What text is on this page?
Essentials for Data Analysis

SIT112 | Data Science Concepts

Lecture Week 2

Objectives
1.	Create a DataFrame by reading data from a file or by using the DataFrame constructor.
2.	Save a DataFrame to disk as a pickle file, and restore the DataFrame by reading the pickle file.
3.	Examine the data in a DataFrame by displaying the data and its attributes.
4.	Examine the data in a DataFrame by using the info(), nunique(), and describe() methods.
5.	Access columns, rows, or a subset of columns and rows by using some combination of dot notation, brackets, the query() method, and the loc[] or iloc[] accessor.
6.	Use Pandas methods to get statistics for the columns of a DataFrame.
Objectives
###
#### [The request]
Output every entry shown above, exactly.

#### [Solution]
What text is on this page?
Essentials for Data Analysis

SIT112 | Data Science Concepts

Lecture Week 2

Objectives
1.	Create a DataFrame by reading data from a file or by using the DataFrame constructor.
2.	Save a DataFrame to disk as a pickle file, and restore the DataFrame by reading the pickle file.
3.	Examine the data in a DataFrame by displaying the data and its attributes.
4.	Examine the data in a DataFrame by using the info(), nunique(), and describe() methods.
5.	Access columns, rows, or a subset of columns and rows by using some combination of dot notation, brackets, the query() method, and the loc[] or iloc[] accessor.
6.	Use Pandas methods to get statistics for the columns of a DataFrame.
Objectives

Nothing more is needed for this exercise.